** start of Available data **

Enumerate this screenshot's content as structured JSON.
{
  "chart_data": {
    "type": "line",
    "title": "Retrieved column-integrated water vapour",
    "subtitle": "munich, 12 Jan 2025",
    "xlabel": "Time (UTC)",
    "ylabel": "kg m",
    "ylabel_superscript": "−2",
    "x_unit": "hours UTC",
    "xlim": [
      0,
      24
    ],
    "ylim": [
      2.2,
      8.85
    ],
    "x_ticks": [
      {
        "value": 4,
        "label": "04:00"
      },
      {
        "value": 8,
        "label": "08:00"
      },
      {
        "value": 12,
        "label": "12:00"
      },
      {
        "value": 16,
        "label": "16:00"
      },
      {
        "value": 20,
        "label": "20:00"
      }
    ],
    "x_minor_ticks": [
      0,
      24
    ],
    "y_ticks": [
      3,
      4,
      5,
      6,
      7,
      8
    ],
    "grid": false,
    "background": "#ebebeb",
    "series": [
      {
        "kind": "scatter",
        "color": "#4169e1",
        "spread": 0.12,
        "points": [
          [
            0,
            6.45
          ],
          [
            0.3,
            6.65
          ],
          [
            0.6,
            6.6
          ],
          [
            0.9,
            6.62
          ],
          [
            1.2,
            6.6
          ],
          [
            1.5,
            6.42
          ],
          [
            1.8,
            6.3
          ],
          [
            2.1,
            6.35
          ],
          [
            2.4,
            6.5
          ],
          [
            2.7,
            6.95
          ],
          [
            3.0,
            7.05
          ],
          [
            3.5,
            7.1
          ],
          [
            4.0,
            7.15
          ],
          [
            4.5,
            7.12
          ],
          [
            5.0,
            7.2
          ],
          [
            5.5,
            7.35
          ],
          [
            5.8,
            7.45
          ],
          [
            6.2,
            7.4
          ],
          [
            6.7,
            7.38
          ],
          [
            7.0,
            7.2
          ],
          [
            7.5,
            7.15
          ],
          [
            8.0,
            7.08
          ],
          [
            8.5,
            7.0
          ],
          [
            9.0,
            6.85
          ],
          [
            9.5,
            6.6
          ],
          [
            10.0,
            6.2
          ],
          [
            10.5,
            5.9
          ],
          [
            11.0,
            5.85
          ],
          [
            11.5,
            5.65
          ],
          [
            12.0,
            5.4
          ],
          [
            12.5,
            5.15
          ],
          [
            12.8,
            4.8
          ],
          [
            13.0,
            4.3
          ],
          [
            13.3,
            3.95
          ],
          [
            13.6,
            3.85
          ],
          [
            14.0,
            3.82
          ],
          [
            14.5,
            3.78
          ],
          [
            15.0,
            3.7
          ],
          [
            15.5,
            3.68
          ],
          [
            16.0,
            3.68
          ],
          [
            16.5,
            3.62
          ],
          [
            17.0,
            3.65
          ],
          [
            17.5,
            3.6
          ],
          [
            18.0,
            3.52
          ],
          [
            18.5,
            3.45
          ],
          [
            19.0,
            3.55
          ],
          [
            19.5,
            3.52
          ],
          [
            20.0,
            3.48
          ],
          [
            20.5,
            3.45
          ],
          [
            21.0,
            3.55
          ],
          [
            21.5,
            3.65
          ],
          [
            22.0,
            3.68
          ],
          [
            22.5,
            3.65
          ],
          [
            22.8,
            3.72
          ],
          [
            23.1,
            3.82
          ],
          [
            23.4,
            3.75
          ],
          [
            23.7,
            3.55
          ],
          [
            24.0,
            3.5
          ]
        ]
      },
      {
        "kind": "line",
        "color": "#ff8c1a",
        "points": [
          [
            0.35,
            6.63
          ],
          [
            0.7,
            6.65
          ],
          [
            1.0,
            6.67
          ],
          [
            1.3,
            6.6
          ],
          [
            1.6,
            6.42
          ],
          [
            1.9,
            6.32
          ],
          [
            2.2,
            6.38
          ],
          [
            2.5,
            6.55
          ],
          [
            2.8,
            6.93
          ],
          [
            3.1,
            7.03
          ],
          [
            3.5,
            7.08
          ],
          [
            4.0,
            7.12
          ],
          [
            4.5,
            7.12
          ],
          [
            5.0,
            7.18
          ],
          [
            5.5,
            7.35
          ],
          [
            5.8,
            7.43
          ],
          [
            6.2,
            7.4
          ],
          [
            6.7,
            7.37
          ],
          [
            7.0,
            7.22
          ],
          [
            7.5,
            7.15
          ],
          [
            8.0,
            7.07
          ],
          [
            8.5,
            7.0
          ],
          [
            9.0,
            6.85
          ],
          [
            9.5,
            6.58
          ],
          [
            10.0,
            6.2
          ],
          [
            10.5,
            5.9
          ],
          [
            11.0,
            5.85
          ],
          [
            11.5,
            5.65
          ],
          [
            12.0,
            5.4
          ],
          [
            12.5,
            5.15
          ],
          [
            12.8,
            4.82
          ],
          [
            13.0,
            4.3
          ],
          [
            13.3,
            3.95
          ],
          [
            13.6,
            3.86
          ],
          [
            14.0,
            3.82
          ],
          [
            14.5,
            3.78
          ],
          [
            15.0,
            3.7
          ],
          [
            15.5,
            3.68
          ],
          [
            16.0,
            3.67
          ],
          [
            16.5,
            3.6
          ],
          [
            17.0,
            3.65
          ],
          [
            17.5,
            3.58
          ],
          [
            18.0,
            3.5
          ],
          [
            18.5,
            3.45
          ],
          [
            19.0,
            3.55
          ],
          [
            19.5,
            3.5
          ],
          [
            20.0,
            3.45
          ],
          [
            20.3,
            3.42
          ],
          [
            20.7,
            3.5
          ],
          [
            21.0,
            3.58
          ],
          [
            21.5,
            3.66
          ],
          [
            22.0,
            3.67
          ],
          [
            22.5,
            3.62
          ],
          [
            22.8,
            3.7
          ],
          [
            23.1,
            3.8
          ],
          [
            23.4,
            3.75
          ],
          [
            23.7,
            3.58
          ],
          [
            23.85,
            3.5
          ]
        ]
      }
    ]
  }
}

** end of Available data **

● **Exercise task**: Set down all of the records shown above once more, exactly.

● **Task result**:
Enumerate this screenshot's content as structured JSON.
{
  "chart_data": {
    "type": "line",
    "title": "Retrieved column-integrated water vapour",
    "subtitle": "munich, 12 Jan 2025",
    "xlabel": "Time (UTC)",
    "ylabel": "kg m",
    "ylabel_superscript": "−2",
    "x_unit": "hours UTC",
    "xlim": [
      0,
      24
    ],
    "ylim": [
      2.2,
      8.85
    ],
    "x_ticks": [
      {
        "value": 4,
        "label": "04:00"
      },
      {
        "value": 8,
        "label": "08:00"
      },
      {
        "value": 12,
        "label": "12:00"
      },
      {
        "value": 16,
        "label": "16:00"
      },
      {
        "value": 20,
        "label": "20:00"
      }
    ],
    "x_minor_ticks": [
      0,
      24
    ],
    "y_ticks": [
      3,
      4,
      5,
      6,
      7,
      8
    ],
    "grid": false,
    "background": "#ebebeb",
    "series": [
      {
        "kind": "scatter",
        "color": "#4169e1",
        "spread": 0.12,
        "points": [
          [
            0,
            6.45
          ],
          [
            0.3,
            6.65
          ],
          [
            0.6,
            6.6
          ],
          [
            0.9,
            6.62
          ],
          [
            1.2,
            6.6
          ],
          [
            1.5,
            6.42
          ],
          [
            1.8,
            6.3
          ],
          [
            2.1,
            6.35
          ],
          [
            2.4,
            6.5
          ],
          [
            2.7,
            6.95
          ],
          [
            3.0,
            7.05
          ],
          [
            3.5,
            7.1
          ],
          [
            4.0,
            7.15
          ],
          [
            4.5,
            7.12
          ],
          [
            5.0,
            7.2
          ],
          [
            5.5,
            7.35
          ],
          [
            5.8,
            7.45
          ],
          [
            6.2,
            7.4
          ],
          [
            6.7,
            7.38
          ],
          [
            7.0,
            7.2
          ],
          [
            7.5,
            7.15
          ],
          [
            8.0,
            7.08
          ],
          [
            8.5,
            7.0
          ],
          [
            9.0,
            6.85
          ],
          [
            9.5,
            6.6
          ],
          [
            10.0,
            6.2
          ],
          [
            10.5,
            5.9
          ],
          [
            11.0,
            5.85
          ],
          [
            11.5,
            5.65
          ],
          [
            12.0,
            5.4
          ],
          [
            12.5,
            5.15
          ],
          [
            12.8,
            4.8
          ],
          [
            13.0,
            4.3
          ],
          [
            13.3,
            3.95
          ],
          [
            13.6,
            3.85
          ],
          [
            14.0,
            3.82
          ],
          [
            14.5,
            3.78
          ],
          [
            15.0,
            3.7
          ],
          [
            15.5,
            3.68
          ],
          [
            16.0,
            3.68
          ],
          [
            16.5,
            3.62
          ],
          [
            17.0,
            3.65
          ],
          [
            17.5,
            3.6
          ],
          [
            18.0,
            3.52
          ],
          [
            18.5,
            3.45
          ],
          [
            19.0,
            3.55
          ],
          [
            19.5,
            3.52
          ],
          [
            20.0,
            3.48
          ],
          [
            20.5,
            3.45
          ],
          [
            21.0,
            3.55
          ],
          [
            21.5,
            3.65
          ],
          [
            22.0,
            3.68
          ],
          [
            22.5,
            3.65
          ],
          [
            22.8,
            3.72
          ],
          [
            23.1,
            3.82
          ],
          [
            23.4,
            3.75
          ],
          [
            23.7,
            3.55
          ],
          [
            24.0,
            3.5
          ]
        ]
      },
      {
        "kind": "line",
        "color": "#ff8c1a",
        "points": [
          [
            0.35,
            6.63
          ],
          [
            0.7,
            6.65
          ],
          [
            1.0,
            6.67
          ],
          [
            1.3,
            6.6
          ],
          [
            1.6,
            6.42
          ],
          [
            1.9,
            6.32
          ],
          [
            2.2,
            6.38
          ],
          [
            2.5,
            6.55
          ],
          [
            2.8,
            6.93
          ],
          [
            3.1,
            7.03
          ],
          [
            3.5,
            7.08
          ],
          [
            4.0,
            7.12
          ],
          [
            4.5,
            7.12
          ],
          [
            5.0,
            7.18
          ],
          [
            5.5,
            7.35
          ],
          [
            5.8,
            7.43
          ],
          [
            6.2,
            7.4
          ],
          [
            6.7,
            7.37
          ],
          [
            7.0,
            7.22
          ],
          [
            7.5,
            7.15
          ],
          [
            8.0,
            7.07
          ],
          [
            8.5,
            7.0
          ],
          [
            9.0,
            6.85
          ],
          [
            9.5,
            6.58
          ],
          [
            10.0,
            6.2
          ],
          [
            10.5,
            5.9
          ],
          [
            11.0,
            5.85
          ],
          [
            11.5,
            5.65
          ],
          [
            12.0,
            5.4
          ],
          [
            12.5,
            5.15
          ],
          [
            12.8,
            4.82
          ],
          [
            13.0,
            4.3
          ],
          [
            13.3,
            3.95
          ],
          [
            13.6,
            3.86
          ],
          [
            14.0,
            3.82
          ],
          [
            14.5,
            3.78
          ],
          [
            15.0,
            3.7
          ],
          [
            15.5,
            3.68
          ],
          [
            16.0,
            3.67
          ],
          [
            16.5,
            3.6
          ],
          [
            17.0,
            3.65
          ],
          [
            17.5,
            3.58
          ],
          [
            18.0,
            3.5
          ],
          [
            18.5,
            3.45
          ],
          [
            19.0,
            3.55
          ],
          [
            19.5,
            3.5
          ],
          [
            20.0,
            3.45
          ],
          [
            20.3,
            3.42
          ],
          [
            20.7,
            3.5
          ],
          [
            21.0,
            3.58
          ],
          [
            21.5,
            3.66
          ],
          [
            22.0,
            3.67
          ],
          [
            22.5,
            3.62
          ],
          [
            22.8,
            3.7
          ],
          [
            23.1,
            3.8
          ],
          [
            23.4,
            3.75
          ],
          [
            23.7,
            3.58
          ],
          [
            23.85,
            3.5
          ]
        ]
      }
    ]
  }
}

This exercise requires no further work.